Available records:
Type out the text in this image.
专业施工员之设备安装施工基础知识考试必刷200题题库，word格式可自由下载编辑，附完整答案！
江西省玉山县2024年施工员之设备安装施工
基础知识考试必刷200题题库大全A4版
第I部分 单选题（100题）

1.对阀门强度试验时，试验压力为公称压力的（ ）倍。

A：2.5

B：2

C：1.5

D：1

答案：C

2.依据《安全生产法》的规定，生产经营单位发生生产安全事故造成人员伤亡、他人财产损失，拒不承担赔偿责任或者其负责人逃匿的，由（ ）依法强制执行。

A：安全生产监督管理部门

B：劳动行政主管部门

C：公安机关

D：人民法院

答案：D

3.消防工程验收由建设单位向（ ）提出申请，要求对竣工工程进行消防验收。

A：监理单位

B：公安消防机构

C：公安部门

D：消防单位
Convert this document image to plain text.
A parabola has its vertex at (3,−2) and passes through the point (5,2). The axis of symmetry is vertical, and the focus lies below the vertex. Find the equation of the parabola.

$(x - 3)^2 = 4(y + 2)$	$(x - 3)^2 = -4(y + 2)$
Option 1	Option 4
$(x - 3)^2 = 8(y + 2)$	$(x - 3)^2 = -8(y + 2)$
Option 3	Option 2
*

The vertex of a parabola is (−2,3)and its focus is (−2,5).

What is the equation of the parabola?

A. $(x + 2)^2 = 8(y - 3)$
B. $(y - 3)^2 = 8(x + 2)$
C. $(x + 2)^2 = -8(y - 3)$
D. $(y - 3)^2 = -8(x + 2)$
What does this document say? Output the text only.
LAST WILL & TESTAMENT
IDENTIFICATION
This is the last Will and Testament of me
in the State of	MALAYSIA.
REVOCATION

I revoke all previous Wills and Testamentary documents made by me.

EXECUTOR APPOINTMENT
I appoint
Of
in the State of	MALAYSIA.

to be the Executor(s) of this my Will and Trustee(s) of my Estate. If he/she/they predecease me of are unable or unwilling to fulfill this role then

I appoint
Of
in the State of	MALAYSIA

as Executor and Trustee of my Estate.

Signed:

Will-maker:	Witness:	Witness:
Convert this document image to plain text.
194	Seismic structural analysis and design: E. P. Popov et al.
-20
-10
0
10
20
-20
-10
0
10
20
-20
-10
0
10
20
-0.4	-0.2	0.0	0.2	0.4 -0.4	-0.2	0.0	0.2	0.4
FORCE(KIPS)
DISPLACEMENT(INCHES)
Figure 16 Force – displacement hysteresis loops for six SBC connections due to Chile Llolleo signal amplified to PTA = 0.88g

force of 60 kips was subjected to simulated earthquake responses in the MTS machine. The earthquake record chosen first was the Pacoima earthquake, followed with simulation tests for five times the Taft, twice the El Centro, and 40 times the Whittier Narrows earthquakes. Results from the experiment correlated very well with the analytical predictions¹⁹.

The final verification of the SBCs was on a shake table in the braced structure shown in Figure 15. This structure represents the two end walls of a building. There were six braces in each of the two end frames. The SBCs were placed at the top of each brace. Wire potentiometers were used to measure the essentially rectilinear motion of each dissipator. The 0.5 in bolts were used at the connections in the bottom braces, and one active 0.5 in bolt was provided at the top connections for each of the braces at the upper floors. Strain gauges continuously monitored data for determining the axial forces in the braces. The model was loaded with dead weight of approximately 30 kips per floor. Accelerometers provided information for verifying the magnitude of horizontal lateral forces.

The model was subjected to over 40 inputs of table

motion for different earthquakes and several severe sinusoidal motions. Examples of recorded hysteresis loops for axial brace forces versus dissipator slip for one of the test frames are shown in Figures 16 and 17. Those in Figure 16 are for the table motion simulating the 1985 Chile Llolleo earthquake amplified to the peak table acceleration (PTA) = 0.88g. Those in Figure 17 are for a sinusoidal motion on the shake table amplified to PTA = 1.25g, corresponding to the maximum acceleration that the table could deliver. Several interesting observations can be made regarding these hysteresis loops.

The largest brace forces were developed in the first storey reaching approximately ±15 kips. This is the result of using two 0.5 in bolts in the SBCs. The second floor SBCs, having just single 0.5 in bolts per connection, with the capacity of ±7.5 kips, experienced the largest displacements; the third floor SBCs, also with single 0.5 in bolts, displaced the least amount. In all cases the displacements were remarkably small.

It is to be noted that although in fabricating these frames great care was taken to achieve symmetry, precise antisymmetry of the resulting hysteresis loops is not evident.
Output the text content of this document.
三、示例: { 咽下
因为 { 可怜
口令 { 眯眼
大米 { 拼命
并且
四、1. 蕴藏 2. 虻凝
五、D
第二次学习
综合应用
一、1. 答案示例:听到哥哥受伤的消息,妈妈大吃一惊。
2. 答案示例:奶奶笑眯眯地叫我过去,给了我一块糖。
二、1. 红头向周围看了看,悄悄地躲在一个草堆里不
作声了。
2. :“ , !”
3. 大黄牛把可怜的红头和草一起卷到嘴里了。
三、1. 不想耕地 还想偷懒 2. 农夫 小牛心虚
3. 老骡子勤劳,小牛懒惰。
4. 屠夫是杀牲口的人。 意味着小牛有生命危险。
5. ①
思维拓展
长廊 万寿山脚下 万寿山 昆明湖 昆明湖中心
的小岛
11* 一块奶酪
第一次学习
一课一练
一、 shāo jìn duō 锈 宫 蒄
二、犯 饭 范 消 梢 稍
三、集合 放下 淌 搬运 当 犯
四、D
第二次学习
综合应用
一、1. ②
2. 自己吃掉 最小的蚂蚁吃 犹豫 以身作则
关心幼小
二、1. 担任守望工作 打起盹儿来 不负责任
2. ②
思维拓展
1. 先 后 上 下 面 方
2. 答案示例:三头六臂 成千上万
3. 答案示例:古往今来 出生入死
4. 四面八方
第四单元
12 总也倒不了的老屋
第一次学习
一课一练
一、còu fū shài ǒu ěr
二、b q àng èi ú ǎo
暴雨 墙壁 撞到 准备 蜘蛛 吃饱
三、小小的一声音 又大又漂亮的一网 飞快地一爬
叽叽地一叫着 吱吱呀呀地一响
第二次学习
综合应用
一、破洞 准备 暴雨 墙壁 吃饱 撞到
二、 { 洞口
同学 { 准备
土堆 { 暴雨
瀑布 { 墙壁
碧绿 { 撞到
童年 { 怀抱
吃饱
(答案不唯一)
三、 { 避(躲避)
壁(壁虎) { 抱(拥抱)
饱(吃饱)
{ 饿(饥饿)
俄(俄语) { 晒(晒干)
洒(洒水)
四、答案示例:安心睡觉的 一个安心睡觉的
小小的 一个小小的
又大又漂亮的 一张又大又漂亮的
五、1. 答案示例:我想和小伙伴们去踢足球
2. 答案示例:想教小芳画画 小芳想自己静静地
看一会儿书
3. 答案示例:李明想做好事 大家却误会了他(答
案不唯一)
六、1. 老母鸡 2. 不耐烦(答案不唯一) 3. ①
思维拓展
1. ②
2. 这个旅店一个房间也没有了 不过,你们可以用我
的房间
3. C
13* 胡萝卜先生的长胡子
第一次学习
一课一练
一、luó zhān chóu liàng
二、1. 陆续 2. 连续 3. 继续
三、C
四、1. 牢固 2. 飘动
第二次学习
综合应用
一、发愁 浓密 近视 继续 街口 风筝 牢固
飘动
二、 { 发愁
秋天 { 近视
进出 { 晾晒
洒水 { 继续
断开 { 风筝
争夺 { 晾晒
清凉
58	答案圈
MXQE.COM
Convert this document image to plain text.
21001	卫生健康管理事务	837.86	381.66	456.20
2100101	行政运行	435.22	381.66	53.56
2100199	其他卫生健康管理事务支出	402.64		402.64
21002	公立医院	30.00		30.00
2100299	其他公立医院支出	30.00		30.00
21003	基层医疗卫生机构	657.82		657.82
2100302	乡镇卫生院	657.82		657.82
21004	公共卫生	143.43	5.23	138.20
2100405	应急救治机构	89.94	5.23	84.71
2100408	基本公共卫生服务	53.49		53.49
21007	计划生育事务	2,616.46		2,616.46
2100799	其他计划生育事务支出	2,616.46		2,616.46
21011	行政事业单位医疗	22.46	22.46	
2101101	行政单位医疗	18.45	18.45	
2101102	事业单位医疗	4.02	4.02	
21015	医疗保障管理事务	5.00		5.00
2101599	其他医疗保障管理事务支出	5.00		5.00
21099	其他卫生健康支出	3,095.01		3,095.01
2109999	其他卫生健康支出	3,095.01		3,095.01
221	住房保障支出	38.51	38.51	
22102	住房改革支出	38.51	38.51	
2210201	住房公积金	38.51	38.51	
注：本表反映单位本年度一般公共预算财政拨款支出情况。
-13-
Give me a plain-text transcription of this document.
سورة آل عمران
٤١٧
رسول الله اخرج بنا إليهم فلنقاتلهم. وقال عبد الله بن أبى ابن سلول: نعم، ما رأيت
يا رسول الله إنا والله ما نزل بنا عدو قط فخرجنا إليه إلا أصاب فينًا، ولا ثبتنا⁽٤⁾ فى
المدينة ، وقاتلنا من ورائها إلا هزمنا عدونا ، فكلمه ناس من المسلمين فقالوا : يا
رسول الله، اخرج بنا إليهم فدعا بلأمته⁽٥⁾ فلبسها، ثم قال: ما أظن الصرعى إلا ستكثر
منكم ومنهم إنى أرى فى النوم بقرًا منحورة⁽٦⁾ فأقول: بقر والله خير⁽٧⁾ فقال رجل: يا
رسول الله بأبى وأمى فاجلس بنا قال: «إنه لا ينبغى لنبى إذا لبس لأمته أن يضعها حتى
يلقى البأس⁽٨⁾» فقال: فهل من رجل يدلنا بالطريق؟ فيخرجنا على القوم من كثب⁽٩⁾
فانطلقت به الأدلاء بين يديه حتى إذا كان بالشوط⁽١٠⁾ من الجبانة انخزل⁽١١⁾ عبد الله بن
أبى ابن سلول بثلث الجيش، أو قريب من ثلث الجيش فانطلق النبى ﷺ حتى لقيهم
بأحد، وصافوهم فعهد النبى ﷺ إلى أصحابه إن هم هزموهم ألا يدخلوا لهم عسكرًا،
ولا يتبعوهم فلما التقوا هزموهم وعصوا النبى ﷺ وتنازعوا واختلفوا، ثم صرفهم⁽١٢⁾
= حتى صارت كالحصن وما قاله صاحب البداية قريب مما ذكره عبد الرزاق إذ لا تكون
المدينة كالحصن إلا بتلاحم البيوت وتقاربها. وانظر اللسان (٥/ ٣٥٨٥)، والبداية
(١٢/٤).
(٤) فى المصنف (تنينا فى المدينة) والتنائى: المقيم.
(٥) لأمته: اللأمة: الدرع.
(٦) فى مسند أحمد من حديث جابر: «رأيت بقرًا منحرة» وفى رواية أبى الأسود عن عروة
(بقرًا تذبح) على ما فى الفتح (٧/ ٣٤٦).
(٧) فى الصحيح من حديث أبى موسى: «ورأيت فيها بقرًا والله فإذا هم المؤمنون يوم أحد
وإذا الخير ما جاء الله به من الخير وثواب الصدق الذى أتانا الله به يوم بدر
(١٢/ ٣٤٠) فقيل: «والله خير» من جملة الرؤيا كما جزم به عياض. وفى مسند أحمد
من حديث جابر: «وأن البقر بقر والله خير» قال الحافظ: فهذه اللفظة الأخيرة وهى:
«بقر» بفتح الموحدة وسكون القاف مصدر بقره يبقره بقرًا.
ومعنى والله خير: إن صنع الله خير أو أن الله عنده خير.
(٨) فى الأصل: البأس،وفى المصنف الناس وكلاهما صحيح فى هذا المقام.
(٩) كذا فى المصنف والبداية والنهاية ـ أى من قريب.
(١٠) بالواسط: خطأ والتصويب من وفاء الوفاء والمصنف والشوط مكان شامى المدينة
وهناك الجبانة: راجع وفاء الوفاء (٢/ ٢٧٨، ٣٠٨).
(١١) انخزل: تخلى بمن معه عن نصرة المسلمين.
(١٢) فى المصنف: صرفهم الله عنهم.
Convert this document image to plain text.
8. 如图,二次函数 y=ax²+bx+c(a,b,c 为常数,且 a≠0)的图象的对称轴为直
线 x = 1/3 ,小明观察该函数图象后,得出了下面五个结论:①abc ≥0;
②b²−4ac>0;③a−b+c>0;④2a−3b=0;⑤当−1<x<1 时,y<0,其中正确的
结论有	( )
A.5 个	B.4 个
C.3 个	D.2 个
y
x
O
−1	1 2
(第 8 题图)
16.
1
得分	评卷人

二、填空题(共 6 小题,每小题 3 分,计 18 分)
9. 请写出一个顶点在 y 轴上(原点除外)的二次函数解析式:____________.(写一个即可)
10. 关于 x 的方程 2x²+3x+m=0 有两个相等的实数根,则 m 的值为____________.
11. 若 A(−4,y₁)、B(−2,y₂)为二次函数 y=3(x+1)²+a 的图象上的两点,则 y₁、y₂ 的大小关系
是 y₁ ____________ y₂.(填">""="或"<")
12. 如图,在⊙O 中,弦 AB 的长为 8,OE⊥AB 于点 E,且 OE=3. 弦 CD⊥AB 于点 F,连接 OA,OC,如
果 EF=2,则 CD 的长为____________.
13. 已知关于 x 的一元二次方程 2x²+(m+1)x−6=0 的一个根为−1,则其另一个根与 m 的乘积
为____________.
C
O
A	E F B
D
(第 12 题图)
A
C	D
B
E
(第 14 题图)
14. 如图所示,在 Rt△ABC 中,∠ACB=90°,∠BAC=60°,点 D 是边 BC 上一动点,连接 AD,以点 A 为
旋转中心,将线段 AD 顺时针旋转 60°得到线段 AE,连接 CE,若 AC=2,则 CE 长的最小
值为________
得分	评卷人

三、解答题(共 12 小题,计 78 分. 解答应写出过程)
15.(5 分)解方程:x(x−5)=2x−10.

Work required: Look through the entries above and list every line containing "النبى".

Exercise response:
أبى ابن سلول بثلث الجيش، أو قريب من ثلث الجيش فانطلق النبى ﷺ حتى لقيهم
بأحد، وصافوهم فعهد النبى ﷺ إلى أصحابه إن هم هزموهم ألا يدخلوا لهم عسكرًا،
ولا يتبعوهم فلما التقوا هزموهم وعصوا النبى ﷺ وتنازعوا واختلفوا، ثم صرفهم⁽١٢⁾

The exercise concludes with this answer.